━━ Material to process

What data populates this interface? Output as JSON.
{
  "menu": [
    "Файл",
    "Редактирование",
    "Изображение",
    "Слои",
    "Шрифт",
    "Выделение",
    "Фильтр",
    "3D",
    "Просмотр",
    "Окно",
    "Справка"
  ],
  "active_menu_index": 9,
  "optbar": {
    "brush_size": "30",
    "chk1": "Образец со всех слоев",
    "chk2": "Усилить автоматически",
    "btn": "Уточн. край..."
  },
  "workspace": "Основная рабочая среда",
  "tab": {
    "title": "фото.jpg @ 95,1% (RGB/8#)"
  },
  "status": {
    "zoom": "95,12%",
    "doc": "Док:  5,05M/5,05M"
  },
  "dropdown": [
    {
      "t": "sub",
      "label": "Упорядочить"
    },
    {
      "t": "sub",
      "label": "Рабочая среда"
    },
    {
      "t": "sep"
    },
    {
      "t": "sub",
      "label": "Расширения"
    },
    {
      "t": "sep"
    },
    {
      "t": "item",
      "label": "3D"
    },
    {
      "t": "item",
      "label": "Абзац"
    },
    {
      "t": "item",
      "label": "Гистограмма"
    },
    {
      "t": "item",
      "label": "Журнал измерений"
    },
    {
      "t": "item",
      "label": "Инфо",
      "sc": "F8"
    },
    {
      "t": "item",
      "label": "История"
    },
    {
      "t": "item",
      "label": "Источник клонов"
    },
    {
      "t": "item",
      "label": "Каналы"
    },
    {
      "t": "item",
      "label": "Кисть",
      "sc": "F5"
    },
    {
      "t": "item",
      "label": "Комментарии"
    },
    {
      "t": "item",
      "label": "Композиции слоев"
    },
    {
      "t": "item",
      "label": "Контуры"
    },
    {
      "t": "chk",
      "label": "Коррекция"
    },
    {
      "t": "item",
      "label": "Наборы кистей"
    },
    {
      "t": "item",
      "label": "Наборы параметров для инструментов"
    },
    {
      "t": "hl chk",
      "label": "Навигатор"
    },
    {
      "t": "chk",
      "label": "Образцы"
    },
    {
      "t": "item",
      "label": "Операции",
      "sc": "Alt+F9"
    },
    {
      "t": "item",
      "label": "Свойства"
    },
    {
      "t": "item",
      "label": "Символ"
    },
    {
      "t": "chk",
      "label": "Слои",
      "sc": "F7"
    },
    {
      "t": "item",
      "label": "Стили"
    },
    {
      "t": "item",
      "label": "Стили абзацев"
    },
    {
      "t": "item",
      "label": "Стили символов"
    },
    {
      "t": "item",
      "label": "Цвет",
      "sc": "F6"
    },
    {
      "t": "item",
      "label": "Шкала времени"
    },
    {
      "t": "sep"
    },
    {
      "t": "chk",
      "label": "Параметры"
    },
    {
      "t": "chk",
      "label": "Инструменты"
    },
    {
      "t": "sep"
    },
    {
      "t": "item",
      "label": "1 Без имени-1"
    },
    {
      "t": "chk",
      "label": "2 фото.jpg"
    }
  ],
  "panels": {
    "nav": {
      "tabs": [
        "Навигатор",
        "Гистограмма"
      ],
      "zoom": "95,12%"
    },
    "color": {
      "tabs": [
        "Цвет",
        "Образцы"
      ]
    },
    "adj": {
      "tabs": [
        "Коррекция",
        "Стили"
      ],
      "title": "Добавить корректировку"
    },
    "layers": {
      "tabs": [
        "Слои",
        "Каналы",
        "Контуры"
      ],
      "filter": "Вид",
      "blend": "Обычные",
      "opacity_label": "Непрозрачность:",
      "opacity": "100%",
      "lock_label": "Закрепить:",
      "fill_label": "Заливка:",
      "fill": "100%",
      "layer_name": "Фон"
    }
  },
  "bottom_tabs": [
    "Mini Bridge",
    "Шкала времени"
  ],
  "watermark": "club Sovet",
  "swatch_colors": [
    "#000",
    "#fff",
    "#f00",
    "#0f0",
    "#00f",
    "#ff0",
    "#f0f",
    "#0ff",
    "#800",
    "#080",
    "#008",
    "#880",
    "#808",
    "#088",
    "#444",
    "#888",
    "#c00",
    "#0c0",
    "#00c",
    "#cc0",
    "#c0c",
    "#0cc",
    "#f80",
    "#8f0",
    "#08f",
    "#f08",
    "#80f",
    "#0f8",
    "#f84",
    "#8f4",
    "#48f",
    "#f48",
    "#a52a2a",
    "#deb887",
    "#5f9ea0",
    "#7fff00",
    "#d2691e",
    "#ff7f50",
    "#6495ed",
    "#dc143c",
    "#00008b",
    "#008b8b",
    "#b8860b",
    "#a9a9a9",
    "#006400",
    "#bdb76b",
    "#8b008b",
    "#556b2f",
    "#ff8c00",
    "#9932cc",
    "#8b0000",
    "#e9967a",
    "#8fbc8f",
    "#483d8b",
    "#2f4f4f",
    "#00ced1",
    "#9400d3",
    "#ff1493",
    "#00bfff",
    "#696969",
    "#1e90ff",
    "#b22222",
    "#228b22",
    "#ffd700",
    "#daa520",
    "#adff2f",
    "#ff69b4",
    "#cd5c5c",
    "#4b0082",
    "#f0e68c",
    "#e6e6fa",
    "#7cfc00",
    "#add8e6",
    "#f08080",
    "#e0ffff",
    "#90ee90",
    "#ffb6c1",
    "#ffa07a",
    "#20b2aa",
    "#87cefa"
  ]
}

━━━━

Every entry must be retyped in full, exactly as given.

What data populates this interface? Output as JSON.
{
  "menu": [
    "Файл",
    "Редактирование",
    "Изображение",
    "Слои",
    "Шрифт",
    "Выделение",
    "Фильтр",
    "3D",
    "Просмотр",
    "Окно",
    "Справка"
  ],
  "active_menu_index": 9,
  "optbar": {
    "brush_size": "30",
    "chk1": "Образец со всех слоев",
    "chk2": "Усилить автоматически",
    "btn": "Уточн. край..."
  },
  "workspace": "Основная рабочая среда",
  "tab": {
    "title": "фото.jpg @ 95,1% (RGB/8#)"
  },
  "status": {
    "zoom": "95,12%",
    "doc": "Док:  5,05M/5,05M"
  },
  "dropdown": [
    {
      "t": "sub",
      "label": "Упорядочить"
    },
    {
      "t": "sub",
      "label": "Рабочая среда"
    },
    {
      "t": "sep"
    },
    {
      "t": "sub",
      "label": "Расширения"
    },
    {
      "t": "sep"
    },
    {
      "t": "item",
      "label": "3D"
    },
    {
      "t": "item",
      "label": "Абзац"
    },
    {
      "t": "item",
      "label": "Гистограмма"
    },
    {
      "t": "item",
      "label": "Журнал измерений"
    },
    {
      "t": "item",
      "label": "Инфо",
      "sc": "F8"
    },
    {
      "t": "item",
      "label": "История"
    },
    {
      "t": "item",
      "label": "Источник клонов"
    },
    {
      "t": "item",
      "label": "Каналы"
    },
    {
      "t": "item",
      "label": "Кисть",
      "sc": "F5"
    },
    {
      "t": "item",
      "label": "Комментарии"
    },
    {
      "t": "item",
      "label": "Композиции слоев"
    },
    {
      "t": "item",
      "label": "Контуры"
    },
    {
      "t": "chk",
      "label": "Коррекция"
    },
    {
      "t": "item",
      "label": "Наборы кистей"
    },
    {
      "t": "item",
      "label": "Наборы параметров для инструментов"
    },
    {
      "t": "hl chk",
      "label": "Навигатор"
    },
    {
      "t": "chk",
      "label": "Образцы"
    },
    {
      "t": "item",
      "label": "Операции",
      "sc": "Alt+F9"
    },
    {
      "t": "item",
      "label": "Свойства"
    },
    {
      "t": "item",
      "label": "Символ"
    },
    {
      "t": "chk",
      "label": "Слои",
      "sc": "F7"
    },
    {
      "t": "item",
      "label": "Стили"
    },
    {
      "t": "item",
      "label": "Стили абзацев"
    },
    {
      "t": "item",
      "label": "Стили символов"
    },
    {
      "t": "item",
      "label": "Цвет",
      "sc": "F6"
    },
    {
      "t": "item",
      "label": "Шкала времени"
    },
    {
      "t": "sep"
    },
    {
      "t": "chk",
      "label": "Параметры"
    },
    {
      "t": "chk",
      "label": "Инструменты"
    },
    {
      "t": "sep"
    },
    {
      "t": "item",
      "label": "1 Без имени-1"
    },
    {
      "t": "chk",
      "label": "2 фото.jpg"
    }
  ],
  "panels": {
    "nav": {
      "tabs": [
        "Навигатор",
        "Гистограмма"
      ],
      "zoom": "95,12%"
    },
    "color": {
      "tabs": [
        "Цвет",
        "Образцы"
      ]
    },
    "adj": {
      "tabs": [
        "Коррекция",
        "Стили"
      ],
      "title": "Добавить корректировку"
    },
    "layers": {
      "tabs": [
        "Слои",
        "Каналы",
        "Контуры"
      ],
      "filter": "Вид",
      "blend": "Обычные",
      "opacity_label": "Непрозрачность:",
      "opacity": "100%",
      "lock_label": "Закрепить:",
      "fill_label": "Заливка:",
      "fill": "100%",
      "layer_name": "Фон"
    }
  },
  "bottom_tabs": [
    "Mini Bridge",
    "Шкала времени"
  ],
  "watermark": "club Sovet",
  "swatch_colors": [
    "#000",
    "#fff",
    "#f00",
    "#0f0",
    "#00f",
    "#ff0",
    "#f0f",
    "#0ff",
    "#800",
    "#080",
    "#008",
    "#880",
    "#808",
    "#088",
    "#444",
    "#888",
    "#c00",
    "#0c0",
    "#00c",
    "#cc0",
    "#c0c",
    "#0cc",
    "#f80",
    "#8f0",
    "#08f",
    "#f08",
    "#80f",
    "#0f8",
    "#f84",
    "#8f4",
    "#48f",
    "#f48",
    "#a52a2a",
    "#deb887",
    "#5f9ea0",
    "#7fff00",
    "#d2691e",
    "#ff7f50",
    "#6495ed",
    "#dc143c",
    "#00008b",
    "#008b8b",
    "#b8860b",
    "#a9a9a9",
    "#006400",
    "#bdb76b",
    "#8b008b",
    "#556b2f",
    "#ff8c00",
    "#9932cc",
    "#8b0000",
    "#e9967a",
    "#8fbc8f",
    "#483d8b",
    "#2f4f4f",
    "#00ced1",
    "#9400d3",
    "#ff1493",
    "#00bfff",
    "#696969",
    "#1e90ff",
    "#b22222",
    "#228b22",
    "#ffd700",
    "#daa520",
    "#adff2f",
    "#ff69b4",
    "#cd5c5c",
    "#4b0082",
    "#f0e68c",
    "#e6e6fa",
    "#7cfc00",
    "#add8e6",
    "#f08080",
    "#e0ffff",
    "#90ee90",
    "#ffb6c1",
    "#ffa07a",
    "#20b2aa",
    "#87cefa"
  ]
}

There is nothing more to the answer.